Stored entries:
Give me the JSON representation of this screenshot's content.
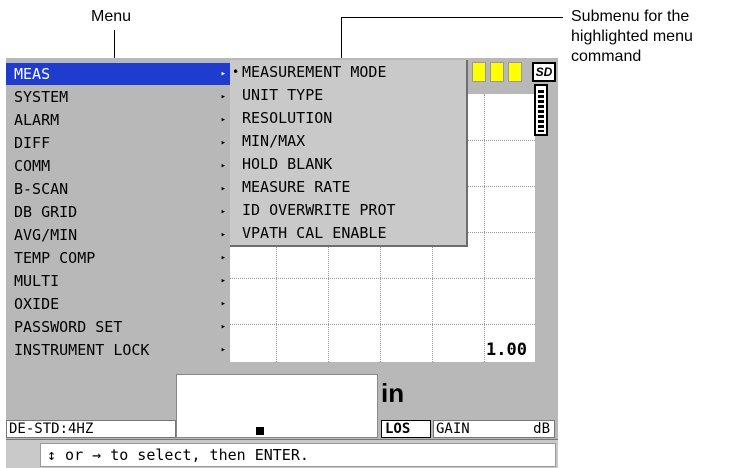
{
  "callouts": {
    "menu": "Menu",
    "submenu_line1": "Submenu for the",
    "submenu_line2": "highlighted menu",
    "submenu_line3": "command"
  },
  "menu": {
    "items": [
      {
        "label": "MEAS",
        "active": true
      },
      {
        "label": "SYSTEM"
      },
      {
        "label": "ALARM"
      },
      {
        "label": "DIFF"
      },
      {
        "label": "COMM"
      },
      {
        "label": "B-SCAN"
      },
      {
        "label": "DB GRID"
      },
      {
        "label": "AVG/MIN"
      },
      {
        "label": "TEMP COMP"
      },
      {
        "label": "MULTI"
      },
      {
        "label": "OXIDE"
      },
      {
        "label": "PASSWORD SET"
      },
      {
        "label": "INSTRUMENT LOCK"
      }
    ],
    "arrow": "▸"
  },
  "submenu": {
    "items": [
      "MEASUREMENT MODE",
      "UNIT TYPE",
      "RESOLUTION",
      "MIN/MAX",
      "HOLD BLANK",
      "MEASURE RATE",
      "ID OVERWRITE PROT",
      "VPATH CAL ENABLE"
    ],
    "bullet": "•"
  },
  "indicators": {
    "sd": "SD",
    "color": "#ffff00"
  },
  "readout": {
    "value": "1.00",
    "unit": "in"
  },
  "status": {
    "left": "DE-STD:4HZ",
    "los": "LOS",
    "gain": "GAIN",
    "gain_unit": "dB"
  },
  "help": {
    "text": "↕ or → to select, then ENTER."
  }
}
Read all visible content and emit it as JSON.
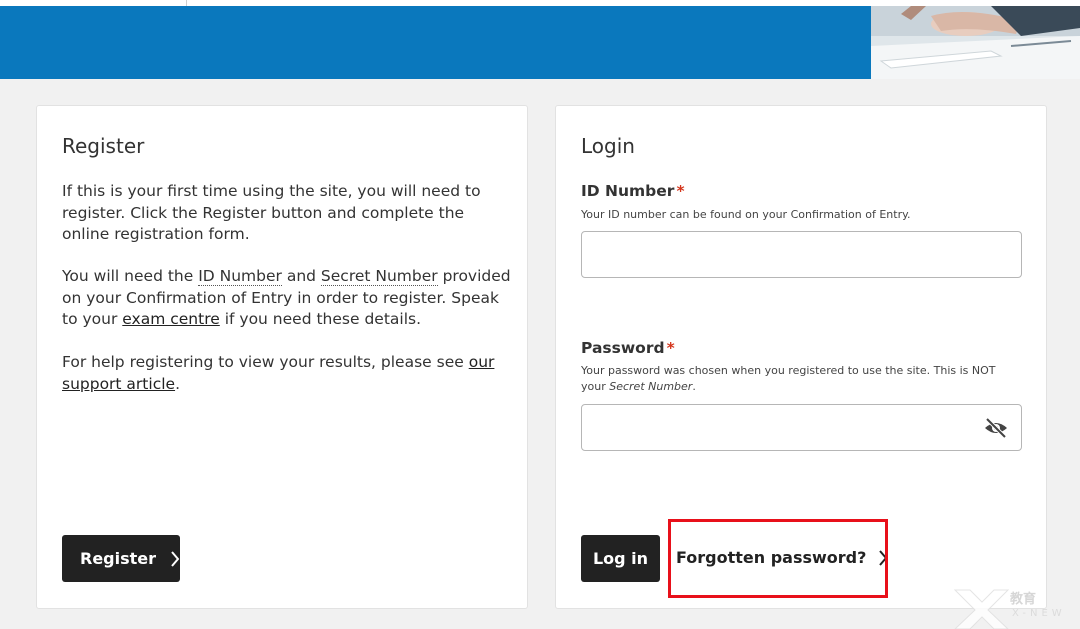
{
  "banner": {
    "color": "#0a78bd"
  },
  "register": {
    "title": "Register",
    "p1": "If this is your first time using the site, you will need to register. Click the Register button and complete the online registration form.",
    "p2_a": "You will need the ",
    "p2_id": "ID Number",
    "p2_and": " and ",
    "p2_secret": "Secret Number",
    "p2_b": " provided on your Confirmation of Entry in order to register. Speak to your ",
    "p2_link": "exam centre",
    "p2_c": " if you need these details.",
    "p3_a": "For help registering to view your results, please see ",
    "p3_link": "our support article",
    "p3_b": ".",
    "button_label": "Register"
  },
  "login": {
    "title": "Login",
    "id_label": "ID Number",
    "id_required": "*",
    "id_hint": "Your ID number can be found on your Confirmation of Entry.",
    "id_value": "",
    "password_label": "Password",
    "password_required": "*",
    "password_hint_a": "Your password was chosen when you registered to use the site. This is NOT your ",
    "password_hint_em": "Secret Number",
    "password_hint_b": ".",
    "password_value": "",
    "button_label": "Log in",
    "forgot_label": "Forgotten password?",
    "eye_icon": "eye-slash-icon"
  },
  "annotation": {
    "highlight_color": "#e8101a"
  },
  "watermark": {
    "text": "教育",
    "sub": "X-NEW"
  }
}
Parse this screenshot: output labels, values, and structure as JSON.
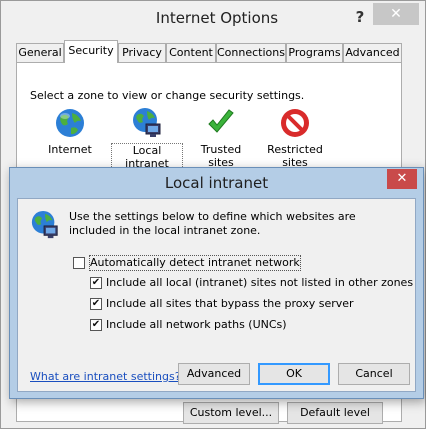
{
  "window": {
    "title": "Internet Options",
    "help_label": "?",
    "close_label": "✕"
  },
  "tabs": [
    {
      "label": "General"
    },
    {
      "label": "Security",
      "active": true
    },
    {
      "label": "Privacy"
    },
    {
      "label": "Content"
    },
    {
      "label": "Connections"
    },
    {
      "label": "Programs"
    },
    {
      "label": "Advanced"
    }
  ],
  "security": {
    "prompt": "Select a zone to view or change security settings.",
    "zones": [
      {
        "label": "Internet",
        "icon": "globe-icon"
      },
      {
        "label": "Local intranet",
        "icon": "intranet-globe-icon",
        "selected": true
      },
      {
        "label": "Trusted sites",
        "icon": "green-check-icon"
      },
      {
        "label": "Restricted sites",
        "icon": "no-entry-icon"
      }
    ],
    "custom_level_label": "Custom level...",
    "default_level_label": "Default level"
  },
  "dialog": {
    "title": "Local intranet",
    "close_label": "✕",
    "description": "Use the settings below to define which websites are included in the local intranet zone.",
    "options": [
      {
        "label": "Automatically detect intranet network",
        "checked": false
      },
      {
        "label": "Include all local (intranet) sites not listed in other zones",
        "checked": true
      },
      {
        "label": "Include all sites that bypass the proxy server",
        "checked": true
      },
      {
        "label": "Include all network paths (UNCs)",
        "checked": true
      }
    ],
    "link_label": "What are intranet settings?",
    "advanced_label": "Advanced",
    "ok_label": "OK",
    "cancel_label": "Cancel"
  },
  "colors": {
    "dialog_frame": "#b4cde6",
    "close_button": "#c94a4a",
    "link": "#1a4fbf",
    "default_button_border": "#3399ff"
  }
}
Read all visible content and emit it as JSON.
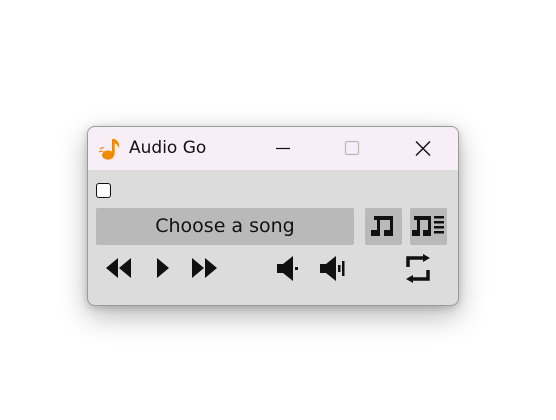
{
  "window": {
    "title": "Audio Go",
    "titlebar_color": "#f8eef8",
    "body_color": "#dcdcdc",
    "app_icon": "music-note-icon",
    "app_icon_color": "#f08a00"
  },
  "titlebar_buttons": [
    "minimize-icon",
    "maximize-icon",
    "close-icon"
  ],
  "controls": {
    "checkbox_checked": false,
    "song_button_label": "Choose a song",
    "button_color": "#b9b9b9",
    "icons": {
      "note": "music-note-icon",
      "playlist": "playlist-icon",
      "rewind": "rewind-icon",
      "play": "play-icon",
      "forward": "fast-forward-icon",
      "volume_down": "volume-down-icon",
      "volume_up": "volume-up-icon",
      "repeat": "repeat-icon"
    }
  }
}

= WORK TO COMPLETE =
Of the lines above, how many hold the word "Confirmation"? Say the number alone.

= RESPONSE BELOW =
2